[Instructions to follow]
Tally the lines below that contain "ОПЕК". The number is the whole answer.

— Begin Source material —

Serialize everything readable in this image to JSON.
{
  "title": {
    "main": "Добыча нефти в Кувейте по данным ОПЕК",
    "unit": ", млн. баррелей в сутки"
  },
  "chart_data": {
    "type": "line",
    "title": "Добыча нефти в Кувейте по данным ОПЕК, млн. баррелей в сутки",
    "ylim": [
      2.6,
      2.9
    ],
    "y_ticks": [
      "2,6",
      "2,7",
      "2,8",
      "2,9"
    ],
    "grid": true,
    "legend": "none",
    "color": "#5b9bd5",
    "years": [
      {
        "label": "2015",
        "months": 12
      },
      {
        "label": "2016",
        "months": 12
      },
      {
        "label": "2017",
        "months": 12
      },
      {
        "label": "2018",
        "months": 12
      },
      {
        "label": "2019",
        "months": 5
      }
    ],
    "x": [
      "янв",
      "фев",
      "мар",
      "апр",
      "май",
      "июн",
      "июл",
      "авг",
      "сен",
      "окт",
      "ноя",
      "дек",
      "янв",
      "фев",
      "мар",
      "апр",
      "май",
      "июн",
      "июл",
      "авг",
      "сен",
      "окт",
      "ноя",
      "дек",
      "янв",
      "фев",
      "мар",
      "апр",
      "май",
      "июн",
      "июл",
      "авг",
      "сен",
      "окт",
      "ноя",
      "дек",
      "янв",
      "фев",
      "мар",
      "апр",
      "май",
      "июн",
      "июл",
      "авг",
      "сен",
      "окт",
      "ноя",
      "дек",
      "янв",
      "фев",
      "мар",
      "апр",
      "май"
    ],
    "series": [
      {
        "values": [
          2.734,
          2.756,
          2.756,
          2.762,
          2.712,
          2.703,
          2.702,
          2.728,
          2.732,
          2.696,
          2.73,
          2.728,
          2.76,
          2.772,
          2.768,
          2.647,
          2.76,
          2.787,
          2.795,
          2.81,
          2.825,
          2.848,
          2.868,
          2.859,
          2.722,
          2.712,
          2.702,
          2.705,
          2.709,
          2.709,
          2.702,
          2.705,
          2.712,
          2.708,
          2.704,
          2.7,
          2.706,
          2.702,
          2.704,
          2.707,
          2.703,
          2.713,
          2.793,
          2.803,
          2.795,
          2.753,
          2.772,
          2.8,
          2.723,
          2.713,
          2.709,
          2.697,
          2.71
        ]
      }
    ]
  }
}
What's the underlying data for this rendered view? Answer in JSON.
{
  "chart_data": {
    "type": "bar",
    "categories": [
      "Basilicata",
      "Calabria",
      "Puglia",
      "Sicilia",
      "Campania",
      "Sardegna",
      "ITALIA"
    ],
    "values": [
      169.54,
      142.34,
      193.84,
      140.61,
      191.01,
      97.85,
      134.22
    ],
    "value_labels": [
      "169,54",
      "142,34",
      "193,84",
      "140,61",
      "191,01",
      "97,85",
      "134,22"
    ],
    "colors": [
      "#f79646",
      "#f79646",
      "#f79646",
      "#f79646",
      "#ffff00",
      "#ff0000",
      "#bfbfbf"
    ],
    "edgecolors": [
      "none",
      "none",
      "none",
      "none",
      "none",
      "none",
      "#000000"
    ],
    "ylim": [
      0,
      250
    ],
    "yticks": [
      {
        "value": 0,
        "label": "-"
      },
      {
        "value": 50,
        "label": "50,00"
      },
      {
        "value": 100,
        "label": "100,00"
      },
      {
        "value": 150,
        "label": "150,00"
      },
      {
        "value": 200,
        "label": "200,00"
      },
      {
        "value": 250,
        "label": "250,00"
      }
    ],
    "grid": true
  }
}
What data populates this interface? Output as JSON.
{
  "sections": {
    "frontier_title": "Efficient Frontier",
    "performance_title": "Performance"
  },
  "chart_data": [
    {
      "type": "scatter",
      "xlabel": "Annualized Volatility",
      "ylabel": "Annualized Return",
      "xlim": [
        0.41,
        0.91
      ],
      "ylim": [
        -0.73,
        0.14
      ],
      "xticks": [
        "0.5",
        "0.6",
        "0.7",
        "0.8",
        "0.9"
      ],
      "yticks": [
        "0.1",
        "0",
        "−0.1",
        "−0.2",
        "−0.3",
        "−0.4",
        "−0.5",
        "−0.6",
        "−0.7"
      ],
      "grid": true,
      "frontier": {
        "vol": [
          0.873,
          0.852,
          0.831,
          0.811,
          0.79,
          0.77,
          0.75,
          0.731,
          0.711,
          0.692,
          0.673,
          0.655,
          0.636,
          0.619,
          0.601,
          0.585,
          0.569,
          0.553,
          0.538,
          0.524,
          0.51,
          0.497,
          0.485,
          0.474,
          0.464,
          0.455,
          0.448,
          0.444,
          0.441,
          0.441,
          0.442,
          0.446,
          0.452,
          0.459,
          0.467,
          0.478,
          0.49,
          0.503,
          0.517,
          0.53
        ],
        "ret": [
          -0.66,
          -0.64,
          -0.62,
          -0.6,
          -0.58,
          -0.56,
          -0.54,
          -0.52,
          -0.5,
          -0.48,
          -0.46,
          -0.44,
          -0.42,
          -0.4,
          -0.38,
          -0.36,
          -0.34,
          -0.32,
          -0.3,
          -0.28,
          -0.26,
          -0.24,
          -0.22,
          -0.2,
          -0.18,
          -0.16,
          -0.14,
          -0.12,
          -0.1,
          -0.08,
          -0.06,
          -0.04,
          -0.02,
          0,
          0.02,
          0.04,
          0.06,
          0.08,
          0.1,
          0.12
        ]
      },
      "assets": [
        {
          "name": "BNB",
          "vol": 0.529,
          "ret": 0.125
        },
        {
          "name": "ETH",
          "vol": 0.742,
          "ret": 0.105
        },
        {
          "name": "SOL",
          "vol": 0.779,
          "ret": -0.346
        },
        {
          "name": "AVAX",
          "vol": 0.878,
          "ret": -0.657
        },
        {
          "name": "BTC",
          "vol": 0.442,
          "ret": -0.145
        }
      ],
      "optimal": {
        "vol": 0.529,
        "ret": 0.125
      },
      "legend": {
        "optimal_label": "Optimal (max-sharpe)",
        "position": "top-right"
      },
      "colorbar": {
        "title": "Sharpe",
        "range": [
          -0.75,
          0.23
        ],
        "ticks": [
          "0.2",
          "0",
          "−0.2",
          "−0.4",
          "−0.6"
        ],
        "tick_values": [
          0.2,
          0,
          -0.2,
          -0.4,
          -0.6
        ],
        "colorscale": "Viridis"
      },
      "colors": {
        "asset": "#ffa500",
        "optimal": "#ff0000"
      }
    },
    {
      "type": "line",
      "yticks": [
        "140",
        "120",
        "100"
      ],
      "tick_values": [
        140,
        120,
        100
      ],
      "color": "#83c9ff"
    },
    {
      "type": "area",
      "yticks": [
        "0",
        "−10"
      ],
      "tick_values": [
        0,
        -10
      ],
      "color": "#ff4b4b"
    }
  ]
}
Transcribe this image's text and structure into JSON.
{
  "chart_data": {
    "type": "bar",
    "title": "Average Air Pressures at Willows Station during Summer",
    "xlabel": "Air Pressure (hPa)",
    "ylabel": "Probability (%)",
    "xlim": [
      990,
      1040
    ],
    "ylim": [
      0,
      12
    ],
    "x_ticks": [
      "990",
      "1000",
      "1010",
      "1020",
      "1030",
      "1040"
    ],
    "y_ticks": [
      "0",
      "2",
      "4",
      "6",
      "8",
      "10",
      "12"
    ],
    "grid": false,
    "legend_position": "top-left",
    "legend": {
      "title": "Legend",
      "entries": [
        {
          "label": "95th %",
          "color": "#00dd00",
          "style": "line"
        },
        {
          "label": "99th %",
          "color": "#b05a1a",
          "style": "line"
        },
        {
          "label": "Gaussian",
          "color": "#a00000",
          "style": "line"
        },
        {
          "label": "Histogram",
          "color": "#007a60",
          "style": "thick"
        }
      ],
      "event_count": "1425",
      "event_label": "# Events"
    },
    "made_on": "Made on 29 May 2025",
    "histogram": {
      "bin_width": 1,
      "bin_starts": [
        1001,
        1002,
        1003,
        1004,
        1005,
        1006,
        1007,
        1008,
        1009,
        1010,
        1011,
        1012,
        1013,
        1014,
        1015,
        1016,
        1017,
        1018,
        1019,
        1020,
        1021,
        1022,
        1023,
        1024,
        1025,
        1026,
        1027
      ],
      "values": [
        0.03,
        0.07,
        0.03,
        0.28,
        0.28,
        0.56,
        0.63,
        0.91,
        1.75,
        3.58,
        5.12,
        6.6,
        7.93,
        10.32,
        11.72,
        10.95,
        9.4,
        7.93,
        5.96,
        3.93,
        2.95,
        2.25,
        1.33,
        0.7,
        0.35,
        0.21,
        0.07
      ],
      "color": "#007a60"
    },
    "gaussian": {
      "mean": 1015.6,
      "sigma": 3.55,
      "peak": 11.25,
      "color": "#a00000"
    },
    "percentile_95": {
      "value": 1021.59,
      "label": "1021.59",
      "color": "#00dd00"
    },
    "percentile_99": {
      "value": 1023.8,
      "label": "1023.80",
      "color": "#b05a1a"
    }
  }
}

— End Source material —

[Correct response]
2